Entries from a dataset
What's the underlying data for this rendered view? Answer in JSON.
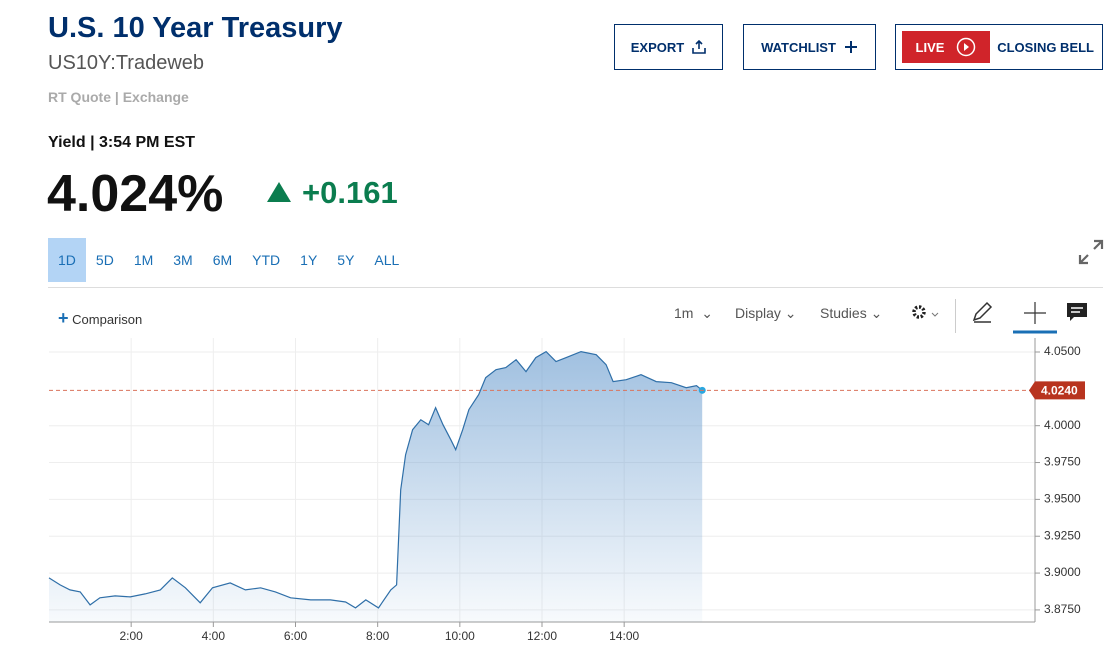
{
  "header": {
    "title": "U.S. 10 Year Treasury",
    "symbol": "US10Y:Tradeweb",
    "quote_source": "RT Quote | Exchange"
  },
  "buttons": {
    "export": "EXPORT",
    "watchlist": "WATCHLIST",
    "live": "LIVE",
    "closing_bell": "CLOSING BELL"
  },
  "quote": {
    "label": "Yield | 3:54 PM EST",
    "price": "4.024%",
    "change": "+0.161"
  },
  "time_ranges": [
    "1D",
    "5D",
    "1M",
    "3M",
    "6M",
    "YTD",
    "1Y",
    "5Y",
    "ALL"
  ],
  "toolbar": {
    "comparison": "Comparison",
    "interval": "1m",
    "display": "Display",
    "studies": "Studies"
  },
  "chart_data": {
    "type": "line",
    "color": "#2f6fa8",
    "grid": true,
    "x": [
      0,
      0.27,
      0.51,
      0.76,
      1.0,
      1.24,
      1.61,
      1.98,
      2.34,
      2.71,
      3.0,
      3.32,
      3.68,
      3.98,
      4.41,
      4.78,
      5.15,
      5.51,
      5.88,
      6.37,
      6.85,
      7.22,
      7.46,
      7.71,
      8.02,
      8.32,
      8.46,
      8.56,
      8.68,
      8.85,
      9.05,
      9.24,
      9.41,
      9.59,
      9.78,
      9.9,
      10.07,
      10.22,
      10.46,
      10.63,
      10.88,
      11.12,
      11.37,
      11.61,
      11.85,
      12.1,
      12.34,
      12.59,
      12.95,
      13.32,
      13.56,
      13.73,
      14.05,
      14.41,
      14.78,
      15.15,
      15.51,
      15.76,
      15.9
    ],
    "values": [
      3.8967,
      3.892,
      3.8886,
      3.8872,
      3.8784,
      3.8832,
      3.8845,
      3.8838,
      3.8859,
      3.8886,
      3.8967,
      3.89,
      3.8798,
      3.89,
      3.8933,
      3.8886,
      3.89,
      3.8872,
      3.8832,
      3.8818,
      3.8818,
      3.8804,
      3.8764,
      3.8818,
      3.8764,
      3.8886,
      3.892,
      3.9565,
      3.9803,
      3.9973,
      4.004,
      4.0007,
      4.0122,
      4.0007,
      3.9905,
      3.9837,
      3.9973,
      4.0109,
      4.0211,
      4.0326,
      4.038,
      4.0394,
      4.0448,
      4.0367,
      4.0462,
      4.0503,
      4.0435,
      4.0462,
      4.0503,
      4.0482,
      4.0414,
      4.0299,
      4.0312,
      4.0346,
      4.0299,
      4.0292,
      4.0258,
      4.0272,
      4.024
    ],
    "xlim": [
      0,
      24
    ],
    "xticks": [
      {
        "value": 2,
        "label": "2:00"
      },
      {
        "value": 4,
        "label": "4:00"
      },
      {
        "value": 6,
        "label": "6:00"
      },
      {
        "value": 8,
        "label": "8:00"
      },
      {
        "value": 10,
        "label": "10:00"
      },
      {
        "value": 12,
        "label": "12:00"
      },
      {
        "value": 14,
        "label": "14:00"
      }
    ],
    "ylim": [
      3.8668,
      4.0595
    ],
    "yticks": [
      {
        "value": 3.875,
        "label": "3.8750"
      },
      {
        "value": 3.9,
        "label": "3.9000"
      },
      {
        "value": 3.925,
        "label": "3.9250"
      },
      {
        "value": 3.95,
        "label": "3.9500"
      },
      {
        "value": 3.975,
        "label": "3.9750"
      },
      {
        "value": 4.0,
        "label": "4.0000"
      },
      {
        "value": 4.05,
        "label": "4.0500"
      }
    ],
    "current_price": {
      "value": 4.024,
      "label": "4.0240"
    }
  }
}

* * *

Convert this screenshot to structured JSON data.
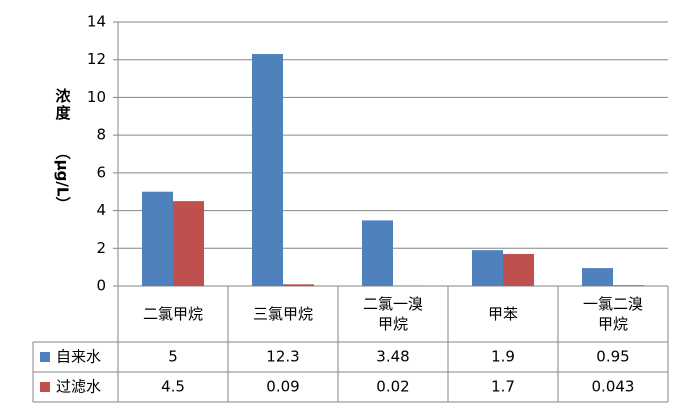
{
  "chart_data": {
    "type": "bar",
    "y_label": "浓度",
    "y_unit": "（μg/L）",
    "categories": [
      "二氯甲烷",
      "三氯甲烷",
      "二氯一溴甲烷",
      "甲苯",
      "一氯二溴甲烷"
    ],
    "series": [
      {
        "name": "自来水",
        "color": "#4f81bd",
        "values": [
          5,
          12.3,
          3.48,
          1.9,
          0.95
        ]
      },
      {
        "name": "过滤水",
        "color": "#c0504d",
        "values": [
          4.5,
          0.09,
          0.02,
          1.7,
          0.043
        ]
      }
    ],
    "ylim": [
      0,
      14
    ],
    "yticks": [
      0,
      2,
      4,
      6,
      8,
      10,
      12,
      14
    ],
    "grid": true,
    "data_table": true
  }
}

**Brief**.
Show all lines from the records above where the word "JSON" occurs.

**Response to the task**.
What's the underlying data for this rendered view? Answer in JSON.
Convert this screenshot to structured JSON data.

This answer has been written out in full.